━━ Exercise inputs ━━

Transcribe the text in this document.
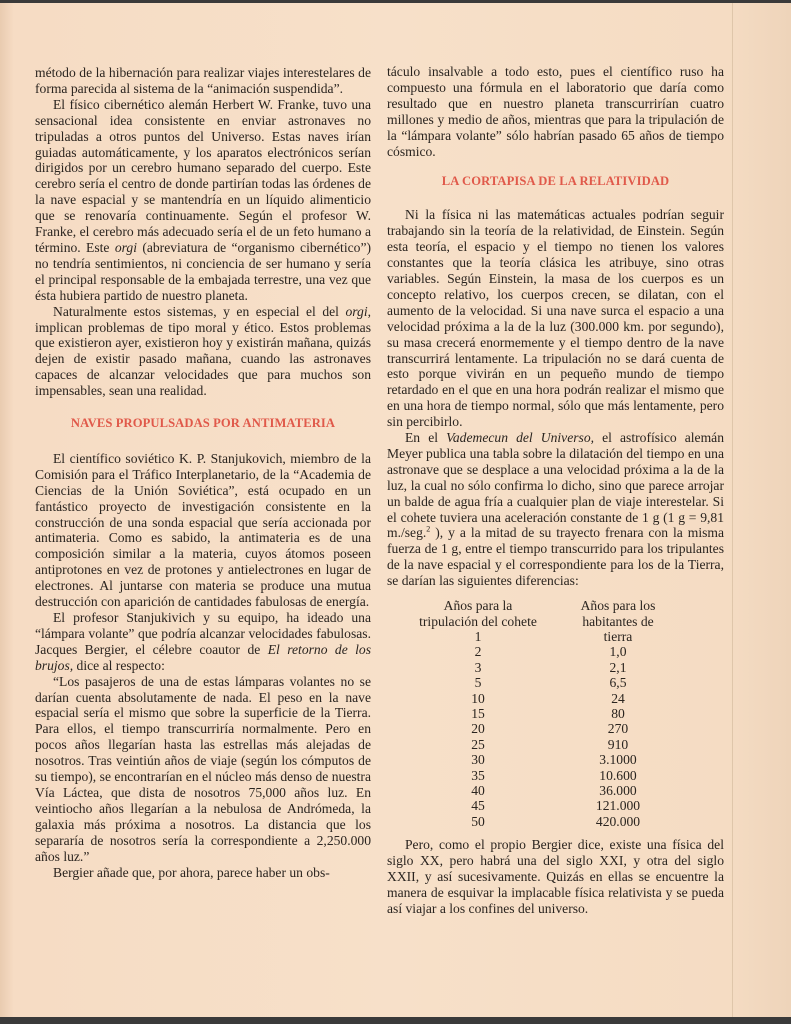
método de la hibernación para realizar viajes interestelares de forma parecida al sistema de la “animación suspendida”.

El físico cibernético alemán Herbert W. Franke, tuvo una sensacional idea consistente en enviar astronaves no tripuladas a otros puntos del Universo. Estas naves irían guiadas automáticamente, y los aparatos electrónicos serían dirigidos por un cerebro humano separado del cuerpo. Este cerebro sería el centro de donde partirían todas las órdenes de la nave espacial y se mantendría en un líquido alimenticio que se renovaría continuamente. Según el profesor W. Franke, el cerebro más adecuado sería el de un feto humano a término. Este orgi (abreviatura de “organismo cibernético”) no tendría sentimientos, ni conciencia de ser humano y sería el principal responsable de la embajada terrestre, una vez que ésta hubiera partido de nuestro planeta.

Naturalmente estos sistemas, y en especial el del orgi, implican problemas de tipo moral y ético. Estos problemas que existieron ayer, existieron hoy y existirán mañana, quizás dejen de existir pasado mañana, cuando las astronaves capaces de alcanzar velocidades que para muchos son impensables, sean una realidad.

NAVES PROPULSADAS POR ANTIMATERIA

El científico soviético K. P. Stanjukovich, miembro de la Comisión para el Tráfico Interplanetario, de la “Academia de Ciencias de la Unión Soviética”, está ocupado en un fantástico proyecto de investigación consistente en la construcción de una sonda espacial que sería accionada por antimateria. Como es sabido, la antimateria es de una composición similar a la materia, cuyos átomos poseen antiprotones en vez de protones y antielectrones en lugar de electrones. Al juntarse con materia se produce una mutua destrucción con aparición de cantidades fabulosas de energía.

El profesor Stanjukivich y su equipo, ha ideado una “lámpara volante” que podría alcanzar velocidades fabulosas. Jacques Bergier, el célebre coautor de El retorno de los brujos, dice al respecto:

“Los pasajeros de una de estas lámparas volantes no se darían cuenta absolutamente de nada. El peso en la nave espacial sería el mismo que sobre la superficie de la Tierra. Para ellos, el tiempo transcurriría normalmente. Pero en pocos años llegarían hasta las estrellas más alejadas de nosotros. Tras veintiún años de viaje (según los cómputos de su tiempo), se encontrarían en el núcleo más denso de nuestra Vía Láctea, que dista de nosotros 75,000 años luz. En veintiocho años llegarían a la nebulosa de Andrómeda, la galaxia más próxima a nosotros. La distancia que los separaría de nosotros sería la correspondiente a 2,250.000 años luz.”

Bergier añade que, por ahora, parece haber un obs-

táculo insalvable a todo esto, pues el científico ruso ha compuesto una fórmula en el laboratorio que daría como resultado que en nuestro planeta transcurrirían cuatro millones y medio de años, mientras que para la tripulación de la “lámpara volante” sólo habrían pasado 65 años de tiempo cósmico.

LA CORTAPISA DE LA RELATIVIDAD

Ni la física ni las matemáticas actuales podrían seguir trabajando sin la teoría de la relatividad, de Einstein. Según esta teoría, el espacio y el tiempo no tienen los valores constantes que la teoría clásica les atribuye, sino otras variables. Según Einstein, la masa de los cuerpos es un concepto relativo, los cuerpos crecen, se dilatan, con el aumento de la velocidad. Si una nave surca el espacio a una velocidad próxima a la de la luz (300.000 km. por segundo), su masa crecerá enormemente y el tiempo dentro de la nave transcurrirá lentamente. La tripulación no se dará cuenta de esto porque vivirán en un pequeño mundo de tiempo retardado en el que en una hora podrán realizar el mismo que en una hora de tiempo normal, sólo que más lentamente, pero sin percibirlo.

En el Vademecun del Universo, el astrofísico alemán Meyer publica una tabla sobre la dilatación del tiempo en una astronave que se desplace a una velocidad próxima a la de la luz, la cual no sólo confirma lo dicho, sino que parece arrojar un balde de agua fría a cualquier plan de viaje interestelar. Si el cohete tuviera una aceleración constante de 1 g (1 g = 9,81 m./seg.$^2$ ), y a la mitad de su trayecto frenara con la misma fuerza de 1 g, entre el tiempo transcurrido para los tripulantes de la nave espacial y el correspondiente para los de la Tierra, se darían las siguientes diferencias:

Años para la
tripulación del cohete
1
2
3
5
10
15
20
25
30
35
40
45
50
Años para los
habitantes de
tierra
1,0
2,1
6,5
24
80
270
910
3.1000
10.600
36.000
121.000
420.000

Pero, como el propio Bergier dice, existe una física del siglo XX, pero habrá una del siglo XXI, y otra del siglo XXII, y así sucesivamente. Quizás en ellas se encuentre la manera de esquivar la implacable física relativista y se pueda así viajar a los confines del universo.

━━━

Problem description => For each line of the listing that holds the word "alcanzar", show that line.

Output below =>
Naturalmente estos sistemas, y en especial el del orgi, implican problemas de tipo moral y ético. Estos problemas que existieron ayer, existieron hoy y existirán mañana, quizás dejen de existir pasado mañana, cuando las astronaves capaces de alcanzar velocidades que para muchos son impensables, sean una realidad.
El profesor Stanjukivich y su equipo, ha ideado una “lámpara volante” que podría alcanzar velocidades fabulosas. Jacques Bergier, el célebre coautor de El retorno de los brujos, dice al respecto:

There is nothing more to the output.